[Consignes]:
1. D'après le texte sur les services de PMI, quels professionnels de PMI se rendent au domicile des familles ?
2. Indiquez si chacune des affirmations suivantes concorde avec le texte sur les services de PMI, en répondant par oui ou par non et en citant les mots du texte qui tranchent : (a) le besoin d'accompagnement ne concerne que certaines catégories socioprofessionnelles ; (b) une puéricultrice de PMI présente les professionnels comme des révélateurs de compétences ; (c) les acteurs de santé qui vont au domicile des familles sont de plus en plus nombreux.
3. Prolongez le texte sur les services de PMI en reprenant après sa dernière phrase.

Or qu’observe-t-on ? Plus que jamais, les futurs parents et parents d’aujourd’hui se révèlent insécurisés, démunis, fragiles. Ils demandent un accompagnement professionnel dans la réalisation de leur projet de couple, projet de naissance, projet d’enfant et projets pour l’enfant. Ce besoin touche toutes les catégories socioprofessionnelles et n’a pas de lien direct avec des critères de risques prévisibles.
Qu’apportent les services de PMI ? Une puéricultrice de PMI de mon service le dit ainsi : « Les parents oublient de se faire confiance et nous sommes des révélateurs de compétences ». Puéricultrices et sages-femmes de PMI font partie de ces acteurs de santé, de plus en plus rares, à se rendre au domicile des familles, à y être admis dans leur intimité.
Au domicile privé, un tabagisme parental s’appréhende différemment que par une mesure de CO d’air expiré, un risque d’accouchement prématuré autrement que par des recommandations de repos difficiles à respecter, une surcharge pondérale autrement que par la seule diététique, l’enregistrement des bruits fœtaux devient écoute des bruits du cœur du bébé et prend une signification affective pour le grand frère curieux d’y assister.

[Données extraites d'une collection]
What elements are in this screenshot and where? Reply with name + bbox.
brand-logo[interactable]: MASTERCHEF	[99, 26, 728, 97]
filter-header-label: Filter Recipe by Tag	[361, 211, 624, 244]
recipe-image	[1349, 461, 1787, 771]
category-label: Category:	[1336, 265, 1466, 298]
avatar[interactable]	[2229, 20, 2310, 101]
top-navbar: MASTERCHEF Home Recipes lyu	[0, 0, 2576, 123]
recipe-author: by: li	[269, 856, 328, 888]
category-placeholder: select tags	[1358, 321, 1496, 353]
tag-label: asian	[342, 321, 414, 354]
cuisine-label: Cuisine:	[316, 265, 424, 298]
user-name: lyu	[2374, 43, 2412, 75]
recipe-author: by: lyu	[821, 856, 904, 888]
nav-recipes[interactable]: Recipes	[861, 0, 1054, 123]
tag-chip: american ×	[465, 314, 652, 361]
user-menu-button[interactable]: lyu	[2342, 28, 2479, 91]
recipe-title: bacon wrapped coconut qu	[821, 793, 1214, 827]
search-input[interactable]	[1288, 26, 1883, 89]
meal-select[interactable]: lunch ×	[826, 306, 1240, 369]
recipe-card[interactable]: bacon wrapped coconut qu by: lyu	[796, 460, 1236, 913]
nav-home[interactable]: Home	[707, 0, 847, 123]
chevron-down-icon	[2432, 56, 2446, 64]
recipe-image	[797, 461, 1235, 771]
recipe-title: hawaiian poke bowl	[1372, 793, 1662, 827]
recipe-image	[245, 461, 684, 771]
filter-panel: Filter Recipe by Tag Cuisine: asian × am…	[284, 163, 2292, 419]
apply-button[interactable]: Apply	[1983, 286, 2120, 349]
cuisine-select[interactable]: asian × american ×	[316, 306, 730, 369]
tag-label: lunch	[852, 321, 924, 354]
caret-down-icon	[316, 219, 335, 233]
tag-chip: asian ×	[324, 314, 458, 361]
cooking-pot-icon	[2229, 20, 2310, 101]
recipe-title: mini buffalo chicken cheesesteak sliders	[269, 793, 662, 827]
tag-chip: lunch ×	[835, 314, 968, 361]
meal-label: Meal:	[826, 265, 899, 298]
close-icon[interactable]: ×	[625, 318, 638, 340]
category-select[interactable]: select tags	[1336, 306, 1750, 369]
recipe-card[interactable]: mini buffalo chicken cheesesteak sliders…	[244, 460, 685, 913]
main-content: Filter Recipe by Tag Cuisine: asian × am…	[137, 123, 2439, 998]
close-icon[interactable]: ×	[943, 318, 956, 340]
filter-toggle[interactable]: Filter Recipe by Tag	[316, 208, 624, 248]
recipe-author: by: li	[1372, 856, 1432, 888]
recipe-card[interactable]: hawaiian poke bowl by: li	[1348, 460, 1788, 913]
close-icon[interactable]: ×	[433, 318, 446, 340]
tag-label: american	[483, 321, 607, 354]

[Réponses aux consignes]:
1. Les puéricultrices et les sages-femmes de PMI.

2.
(a) Non : « Ce besoin touche toutes les catégories socioprofessionnelles ».
(b) Oui : « nous sommes des révélateurs de compétences ».
(c) Non : « de plus en plus rares ».

3.
Leurs moyens d’agir sont multiples. Ils peuvent mobiliser tout un réseau de professionnels : une aide ménagère peut être mise en place, un accès aux droits sociaux rétabli avec l’aide de l’assistante sociale, la coupure d’électricité évitée grâce à une mesure d’aide financière au titre de la protection de l’enfance, une dépendance orientée vers le collègue psychiatre, etc.
Trop social côté sanitaire, trop sanitaire côté social ?
La pertinence des réponses apportées par les services de PMI est peu reconnue. L’efficacité reste « discrète » car elle n’est pas appréhendée par un système de santé qui « opérationnalise » la moindre parcelle de temps, qui privilégie les savoirs spécifiques au détriment des savoirs complexes, les actions ciblées au détriment des actions multidimensionnelles, le quantitatif au détriment du qualitatif.
Le financement plancher institué par la nouvelle convention-type imposée aux départements par la CNAM en janvier 2011 traduit cette faible reconnaissance.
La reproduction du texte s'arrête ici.